▶ **EXERCISE**: State only how many lines below include the string "يقدمهم".

▶ **GIVEN RECORDS**:

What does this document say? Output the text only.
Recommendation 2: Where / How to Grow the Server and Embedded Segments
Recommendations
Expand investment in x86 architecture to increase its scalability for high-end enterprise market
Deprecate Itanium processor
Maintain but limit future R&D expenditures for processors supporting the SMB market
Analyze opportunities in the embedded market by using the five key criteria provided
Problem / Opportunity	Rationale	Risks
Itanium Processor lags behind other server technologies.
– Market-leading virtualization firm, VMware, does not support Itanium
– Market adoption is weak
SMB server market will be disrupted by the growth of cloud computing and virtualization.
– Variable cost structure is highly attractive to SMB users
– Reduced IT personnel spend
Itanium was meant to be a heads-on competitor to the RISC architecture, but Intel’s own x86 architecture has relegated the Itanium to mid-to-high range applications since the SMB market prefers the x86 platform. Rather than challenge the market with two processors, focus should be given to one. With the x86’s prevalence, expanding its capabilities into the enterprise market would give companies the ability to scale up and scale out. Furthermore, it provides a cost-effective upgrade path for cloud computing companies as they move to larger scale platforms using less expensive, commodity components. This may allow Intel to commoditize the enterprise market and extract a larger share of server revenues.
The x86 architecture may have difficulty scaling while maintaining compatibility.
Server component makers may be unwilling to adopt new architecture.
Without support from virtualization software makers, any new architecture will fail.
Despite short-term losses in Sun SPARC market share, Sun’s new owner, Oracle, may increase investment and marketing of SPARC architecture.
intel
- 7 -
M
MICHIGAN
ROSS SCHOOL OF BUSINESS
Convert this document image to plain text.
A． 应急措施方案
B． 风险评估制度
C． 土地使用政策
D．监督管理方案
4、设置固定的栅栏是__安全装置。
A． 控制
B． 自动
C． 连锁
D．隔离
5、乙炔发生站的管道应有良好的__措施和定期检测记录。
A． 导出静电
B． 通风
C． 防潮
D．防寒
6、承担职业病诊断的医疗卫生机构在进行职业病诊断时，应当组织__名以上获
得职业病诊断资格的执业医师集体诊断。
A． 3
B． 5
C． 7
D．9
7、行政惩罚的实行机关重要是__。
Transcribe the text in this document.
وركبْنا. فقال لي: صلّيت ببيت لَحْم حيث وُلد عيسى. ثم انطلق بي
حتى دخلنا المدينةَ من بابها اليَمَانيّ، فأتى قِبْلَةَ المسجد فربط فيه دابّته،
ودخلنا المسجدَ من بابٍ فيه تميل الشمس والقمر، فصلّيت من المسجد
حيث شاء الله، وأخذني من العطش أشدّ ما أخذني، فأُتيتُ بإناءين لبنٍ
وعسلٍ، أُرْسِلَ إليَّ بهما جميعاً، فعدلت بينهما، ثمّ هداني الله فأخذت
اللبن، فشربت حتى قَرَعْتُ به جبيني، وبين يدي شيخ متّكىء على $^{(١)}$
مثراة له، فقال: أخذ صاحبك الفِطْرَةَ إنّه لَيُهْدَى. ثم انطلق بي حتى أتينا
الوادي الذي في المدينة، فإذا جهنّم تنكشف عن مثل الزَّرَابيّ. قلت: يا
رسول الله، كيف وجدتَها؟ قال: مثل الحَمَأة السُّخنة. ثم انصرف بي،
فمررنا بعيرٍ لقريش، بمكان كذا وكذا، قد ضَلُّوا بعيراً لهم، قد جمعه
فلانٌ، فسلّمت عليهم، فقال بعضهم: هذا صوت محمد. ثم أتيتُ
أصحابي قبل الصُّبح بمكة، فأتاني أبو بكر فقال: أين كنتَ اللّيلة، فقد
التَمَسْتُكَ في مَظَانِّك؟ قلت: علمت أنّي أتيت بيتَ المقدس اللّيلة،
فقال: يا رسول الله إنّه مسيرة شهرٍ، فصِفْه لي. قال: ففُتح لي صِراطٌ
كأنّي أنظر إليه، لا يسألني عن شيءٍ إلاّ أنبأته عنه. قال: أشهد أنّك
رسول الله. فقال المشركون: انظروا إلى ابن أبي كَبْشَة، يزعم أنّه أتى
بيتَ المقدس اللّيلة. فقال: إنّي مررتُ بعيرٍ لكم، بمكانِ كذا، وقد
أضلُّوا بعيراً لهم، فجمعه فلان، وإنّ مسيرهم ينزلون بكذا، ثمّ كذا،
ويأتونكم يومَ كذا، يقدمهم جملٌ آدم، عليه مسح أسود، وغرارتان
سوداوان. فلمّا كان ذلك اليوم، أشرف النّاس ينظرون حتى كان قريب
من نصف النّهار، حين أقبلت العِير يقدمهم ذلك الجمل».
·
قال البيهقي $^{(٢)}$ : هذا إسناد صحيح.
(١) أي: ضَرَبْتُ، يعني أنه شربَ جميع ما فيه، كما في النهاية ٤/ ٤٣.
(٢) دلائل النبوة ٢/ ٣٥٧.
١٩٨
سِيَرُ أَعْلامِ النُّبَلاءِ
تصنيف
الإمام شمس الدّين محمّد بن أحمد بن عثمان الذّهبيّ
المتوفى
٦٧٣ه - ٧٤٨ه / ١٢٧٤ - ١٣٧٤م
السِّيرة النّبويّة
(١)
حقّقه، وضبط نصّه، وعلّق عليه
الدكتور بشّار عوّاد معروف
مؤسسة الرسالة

▶ **IN RESPONSE**: 2